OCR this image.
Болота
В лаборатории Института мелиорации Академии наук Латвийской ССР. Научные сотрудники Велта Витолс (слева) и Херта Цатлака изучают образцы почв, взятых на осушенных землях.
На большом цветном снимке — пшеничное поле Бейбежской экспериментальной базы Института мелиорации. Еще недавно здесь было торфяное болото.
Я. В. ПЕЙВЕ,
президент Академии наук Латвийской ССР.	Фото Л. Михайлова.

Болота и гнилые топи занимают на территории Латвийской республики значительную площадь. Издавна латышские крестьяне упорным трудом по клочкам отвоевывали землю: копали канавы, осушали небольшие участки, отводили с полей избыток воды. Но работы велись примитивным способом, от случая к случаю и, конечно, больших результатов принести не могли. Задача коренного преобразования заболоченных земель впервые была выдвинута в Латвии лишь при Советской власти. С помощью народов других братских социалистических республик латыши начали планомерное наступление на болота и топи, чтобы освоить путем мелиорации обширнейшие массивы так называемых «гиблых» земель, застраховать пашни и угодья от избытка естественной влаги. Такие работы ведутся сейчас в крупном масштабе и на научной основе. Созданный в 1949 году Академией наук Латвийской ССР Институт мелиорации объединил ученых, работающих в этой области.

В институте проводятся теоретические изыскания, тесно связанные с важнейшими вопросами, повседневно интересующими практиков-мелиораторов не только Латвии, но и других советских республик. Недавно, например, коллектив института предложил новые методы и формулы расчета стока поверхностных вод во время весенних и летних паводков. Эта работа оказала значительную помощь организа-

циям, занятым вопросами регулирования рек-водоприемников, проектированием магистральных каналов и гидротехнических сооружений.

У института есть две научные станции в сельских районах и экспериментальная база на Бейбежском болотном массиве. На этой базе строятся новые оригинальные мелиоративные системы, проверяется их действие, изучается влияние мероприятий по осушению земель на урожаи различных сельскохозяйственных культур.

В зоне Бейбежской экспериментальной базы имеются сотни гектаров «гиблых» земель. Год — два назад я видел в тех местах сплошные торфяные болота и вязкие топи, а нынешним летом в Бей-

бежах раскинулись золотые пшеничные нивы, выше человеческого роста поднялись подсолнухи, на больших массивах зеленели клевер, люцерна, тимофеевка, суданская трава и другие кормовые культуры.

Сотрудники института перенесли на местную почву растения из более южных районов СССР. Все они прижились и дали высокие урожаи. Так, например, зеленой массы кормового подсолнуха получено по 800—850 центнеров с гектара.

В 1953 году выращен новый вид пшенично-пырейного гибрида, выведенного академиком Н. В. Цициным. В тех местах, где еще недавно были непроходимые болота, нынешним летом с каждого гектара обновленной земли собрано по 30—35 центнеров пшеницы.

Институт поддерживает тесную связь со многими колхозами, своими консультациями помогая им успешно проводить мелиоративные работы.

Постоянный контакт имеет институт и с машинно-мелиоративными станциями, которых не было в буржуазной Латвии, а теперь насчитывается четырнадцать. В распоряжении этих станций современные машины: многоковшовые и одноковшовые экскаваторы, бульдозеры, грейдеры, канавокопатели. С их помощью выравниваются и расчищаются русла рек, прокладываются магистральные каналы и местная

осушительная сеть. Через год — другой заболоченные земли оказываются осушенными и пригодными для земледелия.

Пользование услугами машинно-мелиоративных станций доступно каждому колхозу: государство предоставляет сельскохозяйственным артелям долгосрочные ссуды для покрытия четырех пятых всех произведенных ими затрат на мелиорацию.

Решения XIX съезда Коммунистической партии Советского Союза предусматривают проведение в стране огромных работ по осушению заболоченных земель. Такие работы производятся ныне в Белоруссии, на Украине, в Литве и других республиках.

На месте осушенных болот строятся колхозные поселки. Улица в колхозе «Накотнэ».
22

··········

* **GIVEN REQUEST**
Extract the complete listing verbatim.

* **PROBLEM SOLUTION**
OCR this image.
Болота
В лаборатории Института мелиорации Академии наук Латвийской ССР. Научные сотрудники Велта Витолс (слева) и Херта Цатлака изучают образцы почв, взятых на осушенных землях.
На большом цветном снимке — пшеничное поле Бейбежской экспериментальной базы Института мелиорации. Еще недавно здесь было торфяное болото.
Я. В. ПЕЙВЕ,
президент Академии наук Латвийской ССР.	Фото Л. Михайлова.

Болота и гнилые топи занимают на территории Латвийской республики значительную площадь. Издавна латышские крестьяне упорным трудом по клочкам отвоевывали землю: копали канавы, осушали небольшие участки, отводили с полей избыток воды. Но работы велись примитивным способом, от случая к случаю и, конечно, больших результатов принести не могли. Задача коренного преобразования заболоченных земель впервые была выдвинута в Латвии лишь при Советской власти. С помощью народов других братских социалистических республик латыши начали планомерное наступление на болота и топи, чтобы освоить путем мелиорации обширнейшие массивы так называемых «гиблых» земель, застраховать пашни и угодья от избытка естественной влаги. Такие работы ведутся сейчас в крупном масштабе и на научной основе. Созданный в 1949 году Академией наук Латвийской ССР Институт мелиорации объединил ученых, работающих в этой области.

В институте проводятся теоретические изыскания, тесно связанные с важнейшими вопросами, повседневно интересующими практиков-мелиораторов не только Латвии, но и других советских республик. Недавно, например, коллектив института предложил новые методы и формулы расчета стока поверхностных вод во время весенних и летних паводков. Эта работа оказала значительную помощь организа-

циям, занятым вопросами регулирования рек-водоприемников, проектированием магистральных каналов и гидротехнических сооружений.

У института есть две научные станции в сельских районах и экспериментальная база на Бейбежском болотном массиве. На этой базе строятся новые оригинальные мелиоративные системы, проверяется их действие, изучается влияние мероприятий по осушению земель на урожаи различных сельскохозяйственных культур.

В зоне Бейбежской экспериментальной базы имеются сотни гектаров «гиблых» земель. Год — два назад я видел в тех местах сплошные торфяные болота и вязкие топи, а нынешним летом в Бей-

бежах раскинулись золотые пшеничные нивы, выше человеческого роста поднялись подсолнухи, на больших массивах зеленели клевер, люцерна, тимофеевка, суданская трава и другие кормовые культуры.

Сотрудники института перенесли на местную почву растения из более южных районов СССР. Все они прижились и дали высокие урожаи. Так, например, зеленой массы кормового подсолнуха получено по 800—850 центнеров с гектара.

В 1953 году выращен новый вид пшенично-пырейного гибрида, выведенного академиком Н. В. Цициным. В тех местах, где еще недавно были непроходимые болота, нынешним летом с каждого гектара обновленной земли собрано по 30—35 центнеров пшеницы.

Институт поддерживает тесную связь со многими колхозами, своими консультациями помогая им успешно проводить мелиоративные работы.

Постоянный контакт имеет институт и с машинно-мелиоративными станциями, которых не было в буржуазной Латвии, а теперь насчитывается четырнадцать. В распоряжении этих станций современные машины: многоковшовые и одноковшовые экскаваторы, бульдозеры, грейдеры, канавокопатели. С их помощью выравниваются и расчищаются русла рек, прокладываются магистральные каналы и местная

осушительная сеть. Через год — другой заболоченные земли оказываются осушенными и пригодными для земледелия.

Пользование услугами машинно-мелиоративных станций доступно каждому колхозу: государство предоставляет сельскохозяйственным артелям долгосрочные ссуды для покрытия четырех пятых всех произведенных ими затрат на мелиорацию.

Решения XIX съезда Коммунистической партии Советского Союза предусматривают проведение в стране огромных работ по осушению заболоченных земель. Такие работы производятся ныне в Белоруссии, на Украине, в Литве и других республиках.

На месте осушенных болот строятся колхозные поселки. Улица в колхозе «Накотнэ».
22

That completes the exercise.